Data listing:
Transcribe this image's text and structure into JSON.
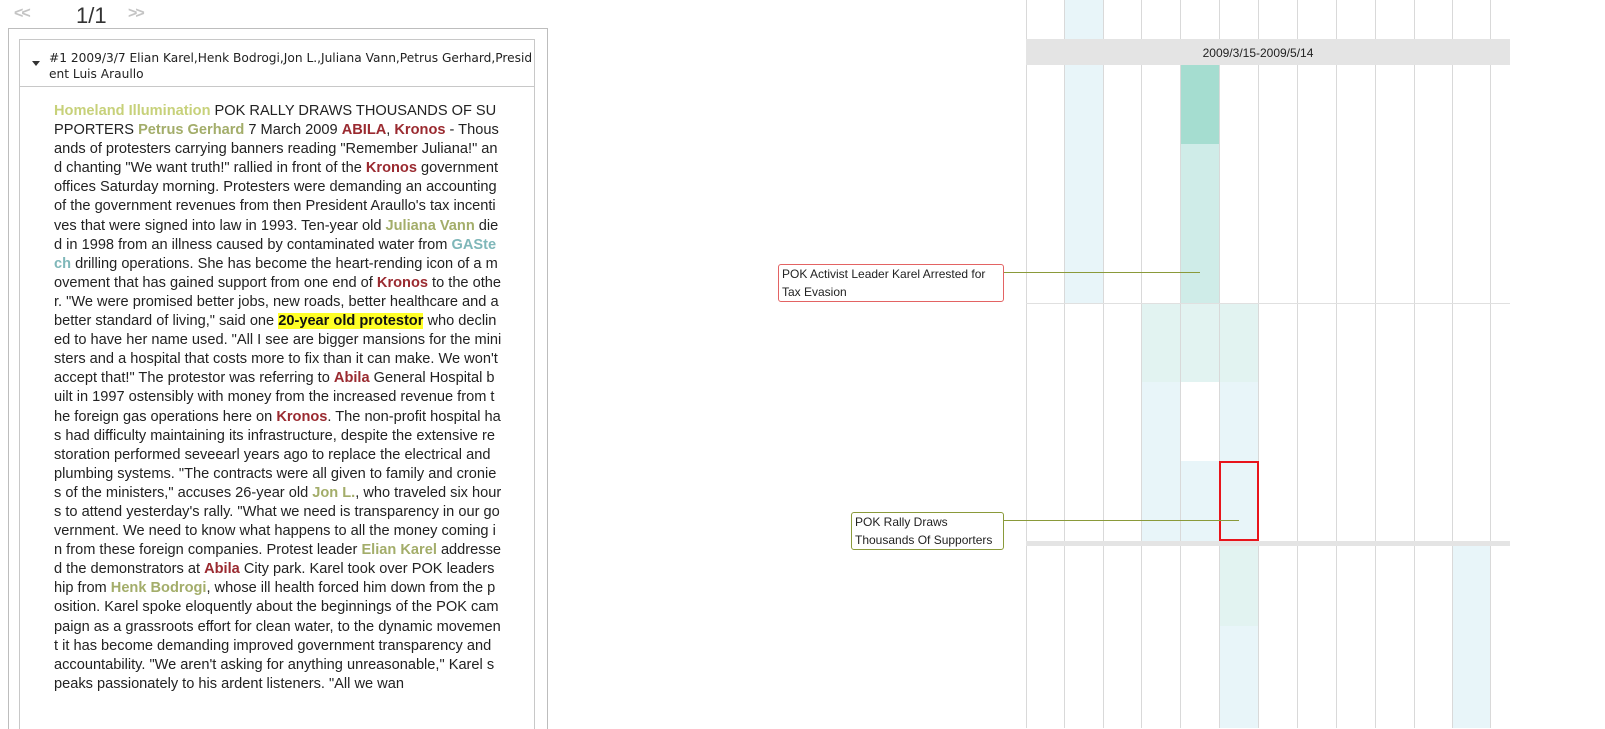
{
  "pager": {
    "prev_label": "<<",
    "page_indicator": "1/1",
    "next_label": ">>"
  },
  "document": {
    "header": "#1 2009/3/7 Elian Karel,Henk Bodrogi,Jon L.,Juliana Vann,Petrus Gerhard,President Luis Araullo",
    "segments": [
      {
        "text": "Homeland Illumination",
        "type": "org"
      },
      {
        "text": " POK RALLY DRAWS THOUSANDS OF SUPPORTERS ",
        "type": "text"
      },
      {
        "text": "Petrus Gerhard",
        "type": "person"
      },
      {
        "text": " 7 March 2009 ",
        "type": "text"
      },
      {
        "text": "ABILA",
        "type": "loc"
      },
      {
        "text": ", ",
        "type": "text"
      },
      {
        "text": "Kronos",
        "type": "loc"
      },
      {
        "text": " - Thousands of protesters carrying banners reading \"Remember Juliana!\" and chanting \"We want truth!\" rallied in front of the ",
        "type": "text"
      },
      {
        "text": "Kronos",
        "type": "loc"
      },
      {
        "text": " government offices Saturday morning. Protesters were demanding an accounting of the government revenues from then President Araullo's tax incentives that were signed into law in 1993. Ten-year old ",
        "type": "text"
      },
      {
        "text": "Juliana Vann",
        "type": "person"
      },
      {
        "text": " died in 1998 from an illness caused by contaminated water from ",
        "type": "text"
      },
      {
        "text": "GAStech",
        "type": "company"
      },
      {
        "text": " drilling operations. She has become the heart-rending icon of a movement that has gained support from one end of ",
        "type": "text"
      },
      {
        "text": "Kronos",
        "type": "loc"
      },
      {
        "text": " to the other. \"We were promised better jobs, new roads, better healthcare and a better standard of living,\" said one ",
        "type": "text"
      },
      {
        "text": "20-year old protestor",
        "type": "highlight"
      },
      {
        "text": " who declined to have her name used. \"All I see are bigger mansions for the ministers and a hospital that costs more to fix than it can make. We won't accept that!\" The protestor was referring to ",
        "type": "text"
      },
      {
        "text": "Abila",
        "type": "loc"
      },
      {
        "text": " General Hospital built in 1997 ostensibly with money from the increased revenue from the foreign gas operations here on ",
        "type": "text"
      },
      {
        "text": "Kronos",
        "type": "loc"
      },
      {
        "text": ". The non-profit hospital has had difficulty maintaining its infrastructure, despite the extensive restoration performed seveearl years ago to replace the electrical and plumbing systems. \"The contracts were all given to family and cronies of the ministers,\" accuses 26-year old ",
        "type": "text"
      },
      {
        "text": "Jon L.",
        "type": "person"
      },
      {
        "text": ", who traveled six hours to attend yesterday's rally. \"What we need is transparency in our government. We need to know what happens to all the money coming in from these foreign companies. Protest leader ",
        "type": "text"
      },
      {
        "text": "Elian Karel",
        "type": "person"
      },
      {
        "text": " addressed the demonstrators at ",
        "type": "text"
      },
      {
        "text": "Abila",
        "type": "loc"
      },
      {
        "text": " City park. Karel took over POK leadership from ",
        "type": "text"
      },
      {
        "text": "Henk Bodrogi",
        "type": "person"
      },
      {
        "text": ", whose ill health forced him down from the position. Karel spoke eloquently about the beginnings of the POK campaign as a grassroots effort for clean water, to the dynamic movement it has become demanding improved government transparency and accountability. \"We aren't asking for anything unreasonable,\" Karel speaks passionately to his ardent listeners. \"All we wan",
        "type": "text"
      }
    ]
  },
  "timeline": {
    "period_label": "2009/3/15-2009/5/14",
    "columns": 12,
    "colors": {
      "light_blue": "#e8f5f9",
      "light_teal": "#e2f3f1",
      "mid_teal": "#cfece8",
      "deep_teal": "#a5ddd0",
      "grid": "#d9d9d9",
      "band": "#e4e4e4",
      "selection": "#e8141b"
    },
    "heat_cells": [
      {
        "col": 1,
        "rows": [
          0,
          1,
          2,
          3
        ],
        "shade": "light_blue"
      },
      {
        "col": 4,
        "rows": [
          1
        ],
        "shade": "light_teal"
      },
      {
        "col": 1,
        "rows": [
          4,
          5,
          6
        ],
        "shade": "light_blue"
      },
      {
        "col": 4,
        "rows": [
          4
        ],
        "shade": "deep_teal"
      },
      {
        "col": 4,
        "rows": [
          5,
          6
        ],
        "shade": "mid_teal"
      },
      {
        "col": 3,
        "rows": [
          7,
          8
        ],
        "shade": "light_teal"
      },
      {
        "col": 4,
        "rows": [
          7,
          8
        ],
        "shade": "light_teal"
      },
      {
        "col": 5,
        "rows": [
          7,
          8
        ],
        "shade": "light_teal"
      },
      {
        "col": 3,
        "rows": [
          9,
          10,
          11,
          12
        ],
        "shade": "light_blue"
      },
      {
        "col": 5,
        "rows": [
          9,
          10
        ],
        "shade": "light_blue"
      },
      {
        "col": 4,
        "rows": [
          11,
          12
        ],
        "shade": "light_blue"
      },
      {
        "col": 5,
        "rows": [
          11,
          12
        ],
        "shade": "light_blue"
      },
      {
        "col": 5,
        "rows": [
          13,
          14
        ],
        "shade": "light_teal"
      },
      {
        "col": 5,
        "rows": [
          15,
          16
        ],
        "shade": "light_blue"
      },
      {
        "col": 11,
        "rows": [
          13,
          14,
          15,
          16
        ],
        "shade": "light_blue"
      }
    ],
    "events": [
      {
        "label": "POK Activist Leader Karel Arrested for Tax Evasion",
        "status": "red"
      },
      {
        "label": "POK Rally Draws Thousands Of Supporters",
        "status": "olive"
      }
    ]
  }
}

What to work on: Reproduce the listing exactly. Leave its pictures out.

Finished answer:
Transcribe this image's text and structure into JSON.
{
  "pager": {
    "prev_label": "<<",
    "page_indicator": "1/1",
    "next_label": ">>"
  },
  "document": {
    "header": "#1 2009/3/7 Elian Karel,Henk Bodrogi,Jon L.,Juliana Vann,Petrus Gerhard,President Luis Araullo",
    "segments": [
      {
        "text": "Homeland Illumination",
        "type": "org"
      },
      {
        "text": " POK RALLY DRAWS THOUSANDS OF SUPPORTERS ",
        "type": "text"
      },
      {
        "text": "Petrus Gerhard",
        "type": "person"
      },
      {
        "text": " 7 March 2009 ",
        "type": "text"
      },
      {
        "text": "ABILA",
        "type": "loc"
      },
      {
        "text": ", ",
        "type": "text"
      },
      {
        "text": "Kronos",
        "type": "loc"
      },
      {
        "text": " - Thousands of protesters carrying banners reading \"Remember Juliana!\" and chanting \"We want truth!\" rallied in front of the ",
        "type": "text"
      },
      {
        "text": "Kronos",
        "type": "loc"
      },
      {
        "text": " government offices Saturday morning. Protesters were demanding an accounting of the government revenues from then President Araullo's tax incentives that were signed into law in 1993. Ten-year old ",
        "type": "text"
      },
      {
        "text": "Juliana Vann",
        "type": "person"
      },
      {
        "text": " died in 1998 from an illness caused by contaminated water from ",
        "type": "text"
      },
      {
        "text": "GAStech",
        "type": "company"
      },
      {
        "text": " drilling operations. She has become the heart-rending icon of a movement that has gained support from one end of ",
        "type": "text"
      },
      {
        "text": "Kronos",
        "type": "loc"
      },
      {
        "text": " to the other. \"We were promised better jobs, new roads, better healthcare and a better standard of living,\" said one ",
        "type": "text"
      },
      {
        "text": "20-year old protestor",
        "type": "highlight"
      },
      {
        "text": " who declined to have her name used. \"All I see are bigger mansions for the ministers and a hospital that costs more to fix than it can make. We won't accept that!\" The protestor was referring to ",
        "type": "text"
      },
      {
        "text": "Abila",
        "type": "loc"
      },
      {
        "text": " General Hospital built in 1997 ostensibly with money from the increased revenue from the foreign gas operations here on ",
        "type": "text"
      },
      {
        "text": "Kronos",
        "type": "loc"
      },
      {
        "text": ". The non-profit hospital has had difficulty maintaining its infrastructure, despite the extensive restoration performed seveearl years ago to replace the electrical and plumbing systems. \"The contracts were all given to family and cronies of the ministers,\" accuses 26-year old ",
        "type": "text"
      },
      {
        "text": "Jon L.",
        "type": "person"
      },
      {
        "text": ", who traveled six hours to attend yesterday's rally. \"What we need is transparency in our government. We need to know what happens to all the money coming in from these foreign companies. Protest leader ",
        "type": "text"
      },
      {
        "text": "Elian Karel",
        "type": "person"
      },
      {
        "text": " addressed the demonstrators at ",
        "type": "text"
      },
      {
        "text": "Abila",
        "type": "loc"
      },
      {
        "text": " City park. Karel took over POK leadership from ",
        "type": "text"
      },
      {
        "text": "Henk Bodrogi",
        "type": "person"
      },
      {
        "text": ", whose ill health forced him down from the position. Karel spoke eloquently about the beginnings of the POK campaign as a grassroots effort for clean water, to the dynamic movement it has become demanding improved government transparency and accountability. \"We aren't asking for anything unreasonable,\" Karel speaks passionately to his ardent listeners. \"All we wan",
        "type": "text"
      }
    ]
  },
  "timeline": {
    "period_label": "2009/3/15-2009/5/14",
    "columns": 12,
    "colors": {
      "light_blue": "#e8f5f9",
      "light_teal": "#e2f3f1",
      "mid_teal": "#cfece8",
      "deep_teal": "#a5ddd0",
      "grid": "#d9d9d9",
      "band": "#e4e4e4",
      "selection": "#e8141b"
    },
    "heat_cells": [
      {
        "col": 1,
        "rows": [
          0,
          1,
          2,
          3
        ],
        "shade": "light_blue"
      },
      {
        "col": 4,
        "rows": [
          1
        ],
        "shade": "light_teal"
      },
      {
        "col": 1,
        "rows": [
          4,
          5,
          6
        ],
        "shade": "light_blue"
      },
      {
        "col": 4,
        "rows": [
          4
        ],
        "shade": "deep_teal"
      },
      {
        "col": 4,
        "rows": [
          5,
          6
        ],
        "shade": "mid_teal"
      },
      {
        "col": 3,
        "rows": [
          7,
          8
        ],
        "shade": "light_teal"
      },
      {
        "col": 4,
        "rows": [
          7,
          8
        ],
        "shade": "light_teal"
      },
      {
        "col": 5,
        "rows": [
          7,
          8
        ],
        "shade": "light_teal"
      },
      {
        "col": 3,
        "rows": [
          9,
          10,
          11,
          12
        ],
        "shade": "light_blue"
      },
      {
        "col": 5,
        "rows": [
          9,
          10
        ],
        "shade": "light_blue"
      },
      {
        "col": 4,
        "rows": [
          11,
          12
        ],
        "shade": "light_blue"
      },
      {
        "col": 5,
        "rows": [
          11,
          12
        ],
        "shade": "light_blue"
      },
      {
        "col": 5,
        "rows": [
          13,
          14
        ],
        "shade": "light_teal"
      },
      {
        "col": 5,
        "rows": [
          15,
          16
        ],
        "shade": "light_blue"
      },
      {
        "col": 11,
        "rows": [
          13,
          14,
          15,
          16
        ],
        "shade": "light_blue"
      }
    ],
    "events": [
      {
        "label": "POK Activist Leader Karel Arrested for Tax Evasion",
        "status": "red"
      },
      {
        "label": "POK Rally Draws Thousands Of Supporters",
        "status": "olive"
      }
    ]
  }
}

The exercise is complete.